* Materials provided *
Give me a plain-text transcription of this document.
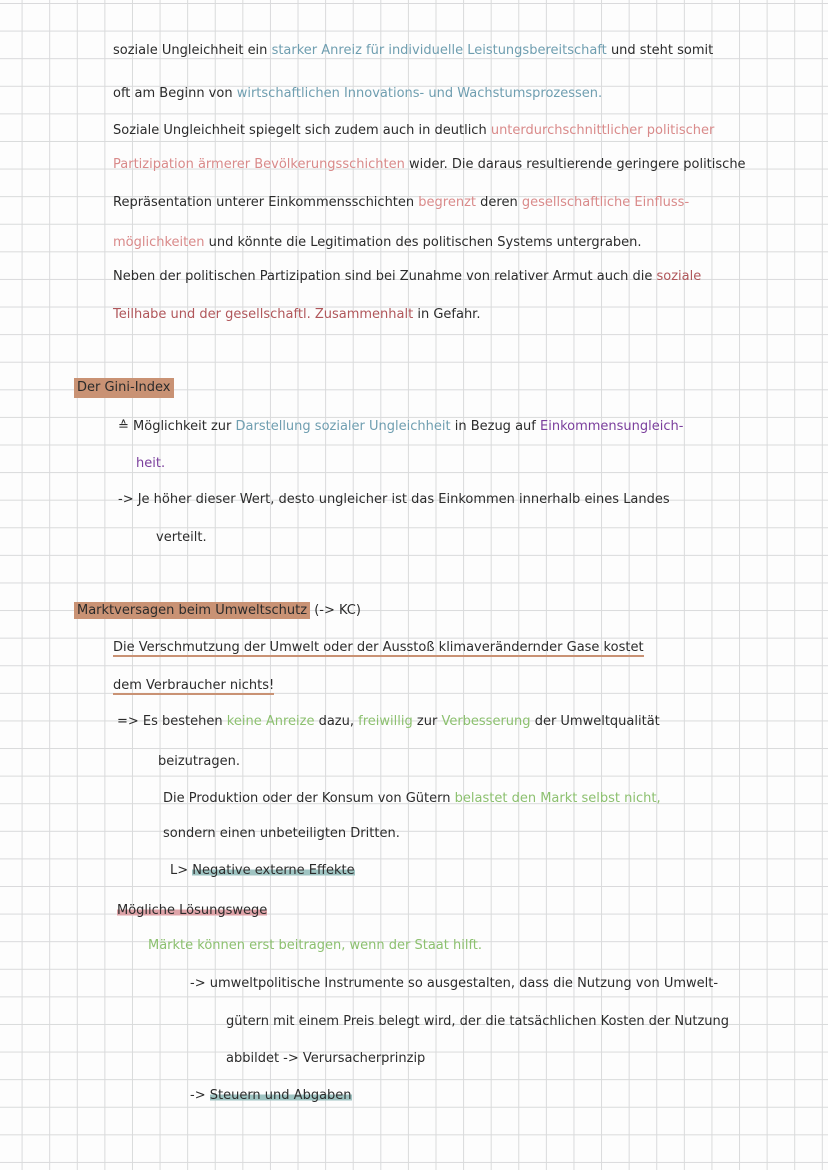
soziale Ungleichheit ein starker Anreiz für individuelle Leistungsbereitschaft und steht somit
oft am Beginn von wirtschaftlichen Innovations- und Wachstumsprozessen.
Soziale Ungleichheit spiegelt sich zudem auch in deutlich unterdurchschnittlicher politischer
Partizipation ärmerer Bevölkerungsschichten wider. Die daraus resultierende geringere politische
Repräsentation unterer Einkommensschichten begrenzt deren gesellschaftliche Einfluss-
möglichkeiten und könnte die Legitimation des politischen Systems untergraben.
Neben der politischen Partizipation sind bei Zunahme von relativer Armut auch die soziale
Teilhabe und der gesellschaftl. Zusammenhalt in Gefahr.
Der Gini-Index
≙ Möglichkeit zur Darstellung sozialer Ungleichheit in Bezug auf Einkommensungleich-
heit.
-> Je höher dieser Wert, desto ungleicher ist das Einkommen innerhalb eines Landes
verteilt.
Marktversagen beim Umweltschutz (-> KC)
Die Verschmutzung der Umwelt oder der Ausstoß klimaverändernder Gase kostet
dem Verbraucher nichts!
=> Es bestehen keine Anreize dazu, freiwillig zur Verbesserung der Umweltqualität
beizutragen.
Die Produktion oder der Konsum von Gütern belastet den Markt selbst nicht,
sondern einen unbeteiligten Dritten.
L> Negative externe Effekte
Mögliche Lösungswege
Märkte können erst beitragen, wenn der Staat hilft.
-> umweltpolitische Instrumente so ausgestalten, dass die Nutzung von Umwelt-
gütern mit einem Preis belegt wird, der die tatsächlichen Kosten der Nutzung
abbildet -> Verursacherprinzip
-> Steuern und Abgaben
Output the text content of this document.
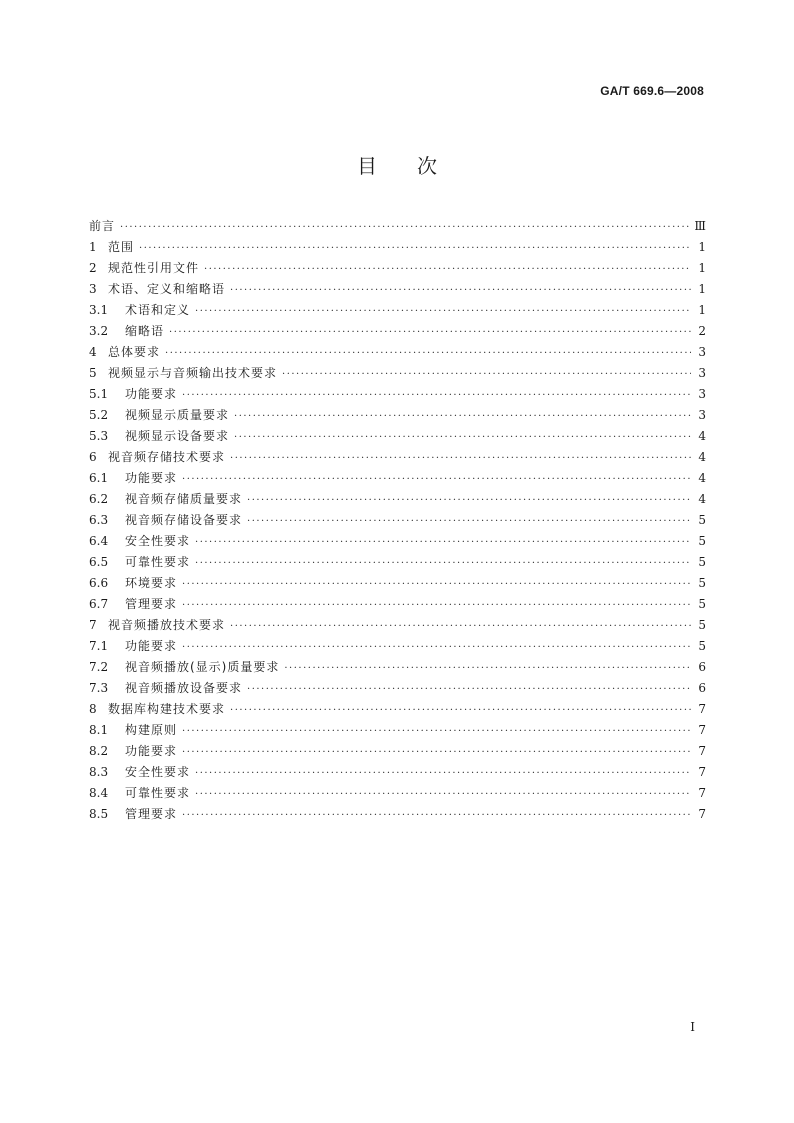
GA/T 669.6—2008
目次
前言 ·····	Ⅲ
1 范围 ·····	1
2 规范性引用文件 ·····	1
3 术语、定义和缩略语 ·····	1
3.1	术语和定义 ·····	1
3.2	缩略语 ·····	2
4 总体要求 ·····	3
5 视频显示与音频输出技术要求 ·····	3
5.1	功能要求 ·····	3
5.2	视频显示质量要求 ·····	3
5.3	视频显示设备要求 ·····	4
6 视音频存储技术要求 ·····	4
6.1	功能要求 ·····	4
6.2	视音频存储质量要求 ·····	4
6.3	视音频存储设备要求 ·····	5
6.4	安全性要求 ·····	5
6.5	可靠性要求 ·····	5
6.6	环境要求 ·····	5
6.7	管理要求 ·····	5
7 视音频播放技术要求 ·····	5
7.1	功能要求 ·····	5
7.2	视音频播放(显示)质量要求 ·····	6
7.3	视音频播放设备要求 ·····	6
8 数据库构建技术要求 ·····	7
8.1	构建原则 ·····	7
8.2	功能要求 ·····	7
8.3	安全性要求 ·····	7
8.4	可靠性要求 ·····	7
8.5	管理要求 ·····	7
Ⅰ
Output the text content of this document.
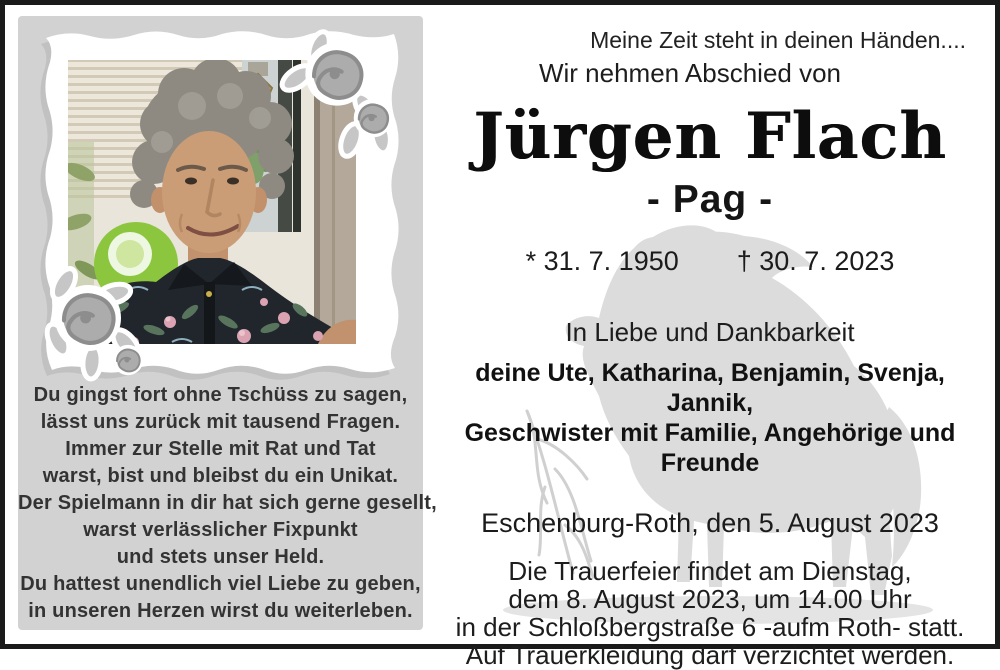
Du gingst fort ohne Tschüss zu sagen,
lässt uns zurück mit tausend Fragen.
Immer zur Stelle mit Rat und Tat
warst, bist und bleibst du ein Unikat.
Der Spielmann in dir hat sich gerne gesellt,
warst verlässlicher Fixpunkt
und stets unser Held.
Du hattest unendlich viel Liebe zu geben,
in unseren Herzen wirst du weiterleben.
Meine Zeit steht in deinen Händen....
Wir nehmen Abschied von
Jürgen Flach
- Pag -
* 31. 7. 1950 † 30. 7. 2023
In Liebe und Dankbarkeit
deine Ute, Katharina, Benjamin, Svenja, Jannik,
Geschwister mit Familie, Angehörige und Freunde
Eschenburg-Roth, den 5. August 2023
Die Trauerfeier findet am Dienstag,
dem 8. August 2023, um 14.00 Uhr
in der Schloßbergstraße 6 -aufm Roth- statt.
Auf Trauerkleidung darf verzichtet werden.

* Exercise details *
Using the material above, report each line where "Nutzung" occurs.

* Correct result *
-> umweltpolitische Instrumente so ausgestalten, dass die Nutzung von Umwelt-
gütern mit einem Preis belegt wird, der die tatsächlichen Kosten der Nutzung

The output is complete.